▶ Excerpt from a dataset
________
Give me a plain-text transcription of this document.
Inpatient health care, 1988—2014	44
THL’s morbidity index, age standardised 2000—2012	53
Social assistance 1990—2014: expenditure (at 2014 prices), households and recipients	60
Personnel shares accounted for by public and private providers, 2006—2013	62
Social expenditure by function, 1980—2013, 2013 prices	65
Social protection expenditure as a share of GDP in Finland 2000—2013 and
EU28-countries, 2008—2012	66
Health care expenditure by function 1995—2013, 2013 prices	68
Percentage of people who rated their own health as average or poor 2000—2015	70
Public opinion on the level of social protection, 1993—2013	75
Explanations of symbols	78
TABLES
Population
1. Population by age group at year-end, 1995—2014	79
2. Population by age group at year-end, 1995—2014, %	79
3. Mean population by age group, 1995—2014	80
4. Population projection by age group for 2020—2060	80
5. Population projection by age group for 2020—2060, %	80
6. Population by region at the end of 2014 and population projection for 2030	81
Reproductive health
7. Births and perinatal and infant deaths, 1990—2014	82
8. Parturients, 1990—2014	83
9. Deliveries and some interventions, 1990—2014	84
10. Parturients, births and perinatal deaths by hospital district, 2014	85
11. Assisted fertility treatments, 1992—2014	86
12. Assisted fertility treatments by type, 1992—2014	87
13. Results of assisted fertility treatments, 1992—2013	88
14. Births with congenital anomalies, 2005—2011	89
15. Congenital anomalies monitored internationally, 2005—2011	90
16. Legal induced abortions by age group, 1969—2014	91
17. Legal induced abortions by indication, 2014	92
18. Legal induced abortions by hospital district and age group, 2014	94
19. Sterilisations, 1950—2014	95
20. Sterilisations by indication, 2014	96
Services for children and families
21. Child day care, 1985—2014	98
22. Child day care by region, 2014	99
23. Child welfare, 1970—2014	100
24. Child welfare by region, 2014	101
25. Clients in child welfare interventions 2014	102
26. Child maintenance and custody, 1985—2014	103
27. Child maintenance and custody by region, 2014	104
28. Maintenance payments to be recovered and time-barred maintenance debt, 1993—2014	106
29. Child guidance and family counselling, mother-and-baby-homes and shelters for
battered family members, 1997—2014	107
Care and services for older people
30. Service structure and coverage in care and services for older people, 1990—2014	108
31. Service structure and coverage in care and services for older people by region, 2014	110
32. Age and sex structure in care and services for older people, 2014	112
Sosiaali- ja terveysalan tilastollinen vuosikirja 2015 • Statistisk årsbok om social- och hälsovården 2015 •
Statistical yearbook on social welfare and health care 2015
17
________
▶ AIM
From the listing, copy every line where the string "deaths" appears.

▶ TASK RESPONSE
7. Births and perinatal and infant deaths, 1990—2014	82
10. Parturients, births and perinatal deaths by hospital district, 2014	85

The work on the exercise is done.